> **Instructions for the task**
Return all lines that include the string "JSON".

> **Supplied records**
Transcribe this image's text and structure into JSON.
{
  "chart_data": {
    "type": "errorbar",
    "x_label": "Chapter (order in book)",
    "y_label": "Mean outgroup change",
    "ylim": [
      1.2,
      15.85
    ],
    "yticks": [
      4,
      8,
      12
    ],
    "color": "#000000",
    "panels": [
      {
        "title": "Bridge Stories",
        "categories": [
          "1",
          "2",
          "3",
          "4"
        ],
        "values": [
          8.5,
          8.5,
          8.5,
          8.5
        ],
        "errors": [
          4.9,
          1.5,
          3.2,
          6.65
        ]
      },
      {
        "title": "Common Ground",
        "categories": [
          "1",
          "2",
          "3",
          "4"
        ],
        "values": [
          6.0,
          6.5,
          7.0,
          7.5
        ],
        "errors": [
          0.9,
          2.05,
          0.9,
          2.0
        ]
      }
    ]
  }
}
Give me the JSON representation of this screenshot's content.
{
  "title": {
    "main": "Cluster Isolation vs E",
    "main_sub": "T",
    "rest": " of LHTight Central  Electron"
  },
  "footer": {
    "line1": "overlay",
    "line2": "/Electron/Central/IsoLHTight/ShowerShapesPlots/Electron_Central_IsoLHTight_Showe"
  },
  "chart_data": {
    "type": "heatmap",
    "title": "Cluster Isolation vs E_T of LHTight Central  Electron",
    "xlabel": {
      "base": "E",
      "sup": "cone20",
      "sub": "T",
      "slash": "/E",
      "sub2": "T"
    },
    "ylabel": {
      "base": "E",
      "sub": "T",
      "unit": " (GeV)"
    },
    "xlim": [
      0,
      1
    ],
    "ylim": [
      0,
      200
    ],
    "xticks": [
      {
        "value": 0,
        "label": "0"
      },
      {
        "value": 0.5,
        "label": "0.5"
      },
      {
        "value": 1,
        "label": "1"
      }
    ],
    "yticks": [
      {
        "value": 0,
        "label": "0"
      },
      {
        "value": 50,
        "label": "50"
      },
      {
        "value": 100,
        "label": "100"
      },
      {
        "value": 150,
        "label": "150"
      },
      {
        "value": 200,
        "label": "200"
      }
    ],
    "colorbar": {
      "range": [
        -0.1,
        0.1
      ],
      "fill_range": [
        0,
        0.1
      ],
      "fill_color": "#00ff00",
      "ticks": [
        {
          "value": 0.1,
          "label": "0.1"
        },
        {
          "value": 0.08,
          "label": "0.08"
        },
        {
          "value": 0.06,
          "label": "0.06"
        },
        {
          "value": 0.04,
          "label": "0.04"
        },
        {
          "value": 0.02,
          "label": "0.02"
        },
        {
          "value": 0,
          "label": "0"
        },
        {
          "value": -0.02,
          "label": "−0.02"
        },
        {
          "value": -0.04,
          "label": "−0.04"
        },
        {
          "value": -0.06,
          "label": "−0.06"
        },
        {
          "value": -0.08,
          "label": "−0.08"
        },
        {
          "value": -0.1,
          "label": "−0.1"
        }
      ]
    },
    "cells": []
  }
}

> **Answer for this exercise**
Transcribe this image's text and structure into JSON.
Give me the JSON representation of this screenshot's content.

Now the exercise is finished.